▶ _Work to be completed_
Look through the data below and return each line where "title" appears.

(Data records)
- - - - -

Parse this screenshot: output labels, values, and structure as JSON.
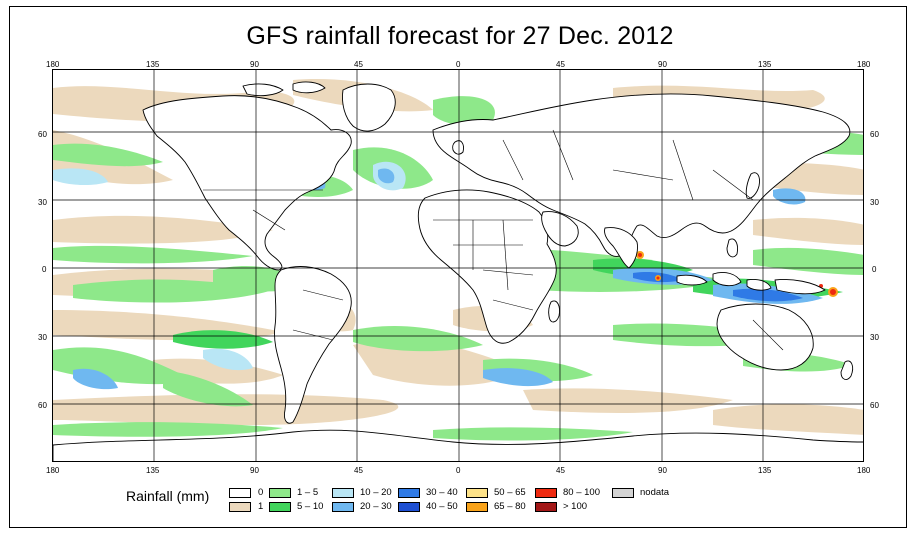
{
  "title": "GFS rainfall forecast for 27 Dec. 2012",
  "axes": {
    "top_lon_labels": [
      "180",
      "135",
      "90",
      "45",
      "0",
      "45",
      "90",
      "135",
      "180"
    ],
    "bottom_lon_labels": [
      "180",
      "135",
      "90",
      "45",
      "0",
      "45",
      "90",
      "135",
      "180"
    ],
    "lat_labels": [
      "60",
      "30",
      "0",
      "30",
      "60"
    ]
  },
  "legend": {
    "title": "Rainfall (mm)",
    "items": [
      {
        "label": "0",
        "color": "#ffffff"
      },
      {
        "label": "1",
        "color": "#ecd9bd"
      },
      {
        "label": "1 – 5",
        "color": "#8ee88a"
      },
      {
        "label": "5 – 10",
        "color": "#41d55c"
      },
      {
        "label": "10 – 20",
        "color": "#b9e6f5"
      },
      {
        "label": "20 – 30",
        "color": "#6fb8f0"
      },
      {
        "label": "30 – 40",
        "color": "#2f7ae6"
      },
      {
        "label": "40 – 50",
        "color": "#1e4fd2"
      },
      {
        "label": "50 – 65",
        "color": "#fde289"
      },
      {
        "label": "65 – 80",
        "color": "#f9a31a"
      },
      {
        "label": "80 – 100",
        "color": "#ee2a10"
      },
      {
        "label": "> 100",
        "color": "#a21717"
      },
      {
        "label": "nodata",
        "color": "#d3d3d3"
      }
    ]
  },
  "colors": {
    "tan": "#ecd9bd",
    "light_green": "#8ee88a",
    "green": "#41d55c",
    "light_blue": "#b9e6f5",
    "mid_blue": "#6fb8f0",
    "blue": "#2f7ae6",
    "deep_blue": "#1e4fd2",
    "orange": "#f9a31a",
    "red": "#ee2a10"
  }
}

- - - - -

▶ _Completed exercise_
  "title": "GFS rainfall forecast for 27 Dec. 2012",
    "title": "Rainfall (mm)",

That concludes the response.